--- Records supplied ---

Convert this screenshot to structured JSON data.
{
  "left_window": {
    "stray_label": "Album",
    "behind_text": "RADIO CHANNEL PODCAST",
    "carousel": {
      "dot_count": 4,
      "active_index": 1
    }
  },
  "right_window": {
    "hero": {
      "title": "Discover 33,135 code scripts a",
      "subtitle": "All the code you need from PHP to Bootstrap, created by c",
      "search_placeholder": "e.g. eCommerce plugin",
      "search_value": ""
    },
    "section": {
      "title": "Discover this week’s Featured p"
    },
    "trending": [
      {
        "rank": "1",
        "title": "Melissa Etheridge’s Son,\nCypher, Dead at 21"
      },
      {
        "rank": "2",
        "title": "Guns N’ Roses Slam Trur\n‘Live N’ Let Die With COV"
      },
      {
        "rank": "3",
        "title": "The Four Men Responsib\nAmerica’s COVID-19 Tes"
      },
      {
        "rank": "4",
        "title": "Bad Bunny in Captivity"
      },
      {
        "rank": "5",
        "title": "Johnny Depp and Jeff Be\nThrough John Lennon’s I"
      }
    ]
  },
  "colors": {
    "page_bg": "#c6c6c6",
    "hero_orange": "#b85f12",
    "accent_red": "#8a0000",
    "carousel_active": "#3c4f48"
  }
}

---
--- Records supplied ---

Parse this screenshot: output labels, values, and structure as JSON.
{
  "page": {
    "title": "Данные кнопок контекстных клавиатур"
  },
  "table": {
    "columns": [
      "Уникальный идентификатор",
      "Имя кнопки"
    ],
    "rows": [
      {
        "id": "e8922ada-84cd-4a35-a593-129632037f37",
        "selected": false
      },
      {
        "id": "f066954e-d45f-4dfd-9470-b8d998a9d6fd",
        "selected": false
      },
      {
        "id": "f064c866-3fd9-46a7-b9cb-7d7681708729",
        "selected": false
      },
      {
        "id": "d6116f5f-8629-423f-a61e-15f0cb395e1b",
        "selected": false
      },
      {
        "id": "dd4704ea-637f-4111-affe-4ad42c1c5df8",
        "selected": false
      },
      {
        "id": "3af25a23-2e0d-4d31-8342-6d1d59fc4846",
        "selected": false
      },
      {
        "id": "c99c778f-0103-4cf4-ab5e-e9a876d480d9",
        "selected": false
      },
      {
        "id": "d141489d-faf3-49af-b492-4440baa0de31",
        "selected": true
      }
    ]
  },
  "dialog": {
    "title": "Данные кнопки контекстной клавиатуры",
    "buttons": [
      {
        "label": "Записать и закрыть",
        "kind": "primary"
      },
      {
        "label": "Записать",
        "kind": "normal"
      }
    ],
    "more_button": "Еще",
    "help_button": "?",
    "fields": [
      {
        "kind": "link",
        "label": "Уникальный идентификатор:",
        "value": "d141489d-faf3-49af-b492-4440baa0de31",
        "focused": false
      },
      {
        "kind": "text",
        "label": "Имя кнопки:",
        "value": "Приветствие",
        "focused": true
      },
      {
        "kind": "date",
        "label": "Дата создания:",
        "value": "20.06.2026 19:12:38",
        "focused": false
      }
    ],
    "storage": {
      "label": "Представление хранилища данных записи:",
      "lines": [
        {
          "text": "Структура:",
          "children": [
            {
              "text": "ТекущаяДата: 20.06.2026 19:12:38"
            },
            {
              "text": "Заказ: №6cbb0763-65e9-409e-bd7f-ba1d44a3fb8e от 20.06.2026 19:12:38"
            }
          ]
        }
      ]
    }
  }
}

---

### [Exercise aim]
How many lines in the listing above contain the string "Данные"? Answer with the number only.

### [Solution for this problem]
2